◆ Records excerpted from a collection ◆
━━━━━━━━━━━━━━━━━━━━━━━━━━━━━━
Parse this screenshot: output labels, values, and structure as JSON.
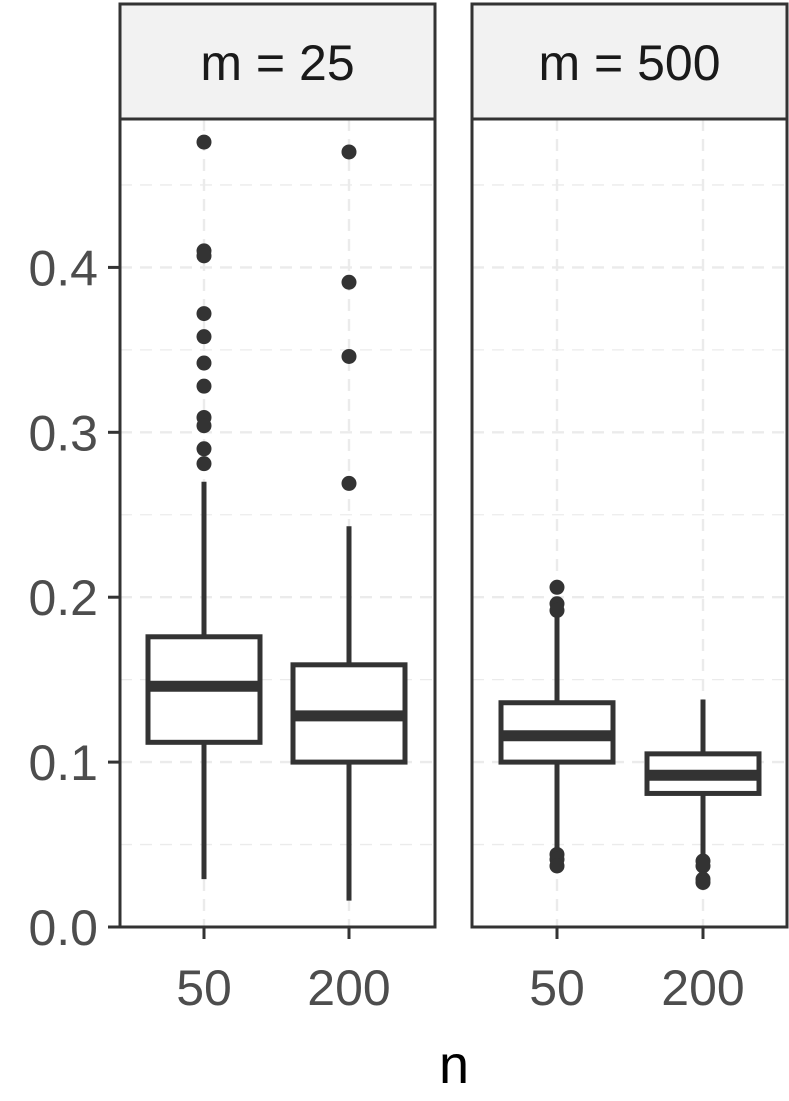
{
  "chart_data": {
    "type": "boxplot",
    "xlabel": "n",
    "ylabel": "",
    "ylim": [
      0.0,
      0.49
    ],
    "yticks": [
      0.0,
      0.1,
      0.2,
      0.3,
      0.4
    ],
    "ytick_labels": [
      "0.0",
      "0.1",
      "0.2",
      "0.3",
      "0.4"
    ],
    "categories": [
      "50",
      "200"
    ],
    "grid": true,
    "colors": {
      "box": "#333333",
      "strip_bg": "#f2f2f2",
      "grid": "#ebebeb",
      "frame": "#333333"
    },
    "panels": [
      {
        "label": "m = 25",
        "boxes": [
          {
            "category": "50",
            "whisker_low": 0.029,
            "q1": 0.112,
            "median": 0.146,
            "q3": 0.176,
            "whisker_high": 0.27,
            "outliers": [
              0.476,
              0.41,
              0.407,
              0.372,
              0.358,
              0.342,
              0.328,
              0.309,
              0.304,
              0.29,
              0.281
            ]
          },
          {
            "category": "200",
            "whisker_low": 0.016,
            "q1": 0.1,
            "median": 0.128,
            "q3": 0.159,
            "whisker_high": 0.243,
            "outliers": [
              0.47,
              0.391,
              0.346,
              0.269
            ]
          }
        ]
      },
      {
        "label": "m = 500",
        "boxes": [
          {
            "category": "50",
            "whisker_low": 0.046,
            "q1": 0.1,
            "median": 0.116,
            "q3": 0.136,
            "whisker_high": 0.19,
            "outliers": [
              0.206,
              0.196,
              0.192,
              0.044,
              0.041,
              0.037
            ]
          },
          {
            "category": "200",
            "whisker_low": 0.043,
            "q1": 0.081,
            "median": 0.092,
            "q3": 0.105,
            "whisker_high": 0.138,
            "outliers": [
              0.04,
              0.037,
              0.029,
              0.027
            ]
          }
        ]
      }
    ]
  }
}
━━━━━━━━━━━━━━━━━━━━━━━━━━━━━━
◆ DIRECTIONS FOR THIS TASK ◆
In your copy of the listing above, reproduce each line exactly and omit all pictures.

◆ TASK SOLUTION ◆
Parse this screenshot: output labels, values, and structure as JSON.
{
  "chart_data": {
    "type": "boxplot",
    "xlabel": "n",
    "ylabel": "",
    "ylim": [
      0.0,
      0.49
    ],
    "yticks": [
      0.0,
      0.1,
      0.2,
      0.3,
      0.4
    ],
    "ytick_labels": [
      "0.0",
      "0.1",
      "0.2",
      "0.3",
      "0.4"
    ],
    "categories": [
      "50",
      "200"
    ],
    "grid": true,
    "colors": {
      "box": "#333333",
      "strip_bg": "#f2f2f2",
      "grid": "#ebebeb",
      "frame": "#333333"
    },
    "panels": [
      {
        "label": "m = 25",
        "boxes": [
          {
            "category": "50",
            "whisker_low": 0.029,
            "q1": 0.112,
            "median": 0.146,
            "q3": 0.176,
            "whisker_high": 0.27,
            "outliers": [
              0.476,
              0.41,
              0.407,
              0.372,
              0.358,
              0.342,
              0.328,
              0.309,
              0.304,
              0.29,
              0.281
            ]
          },
          {
            "category": "200",
            "whisker_low": 0.016,
            "q1": 0.1,
            "median": 0.128,
            "q3": 0.159,
            "whisker_high": 0.243,
            "outliers": [
              0.47,
              0.391,
              0.346,
              0.269
            ]
          }
        ]
      },
      {
        "label": "m = 500",
        "boxes": [
          {
            "category": "50",
            "whisker_low": 0.046,
            "q1": 0.1,
            "median": 0.116,
            "q3": 0.136,
            "whisker_high": 0.19,
            "outliers": [
              0.206,
              0.196,
              0.192,
              0.044,
              0.041,
              0.037
            ]
          },
          {
            "category": "200",
            "whisker_low": 0.043,
            "q1": 0.081,
            "median": 0.092,
            "q3": 0.105,
            "whisker_high": 0.138,
            "outliers": [
              0.04,
              0.037,
              0.029,
              0.027
            ]
          }
        ]
      }
    ]
  }
}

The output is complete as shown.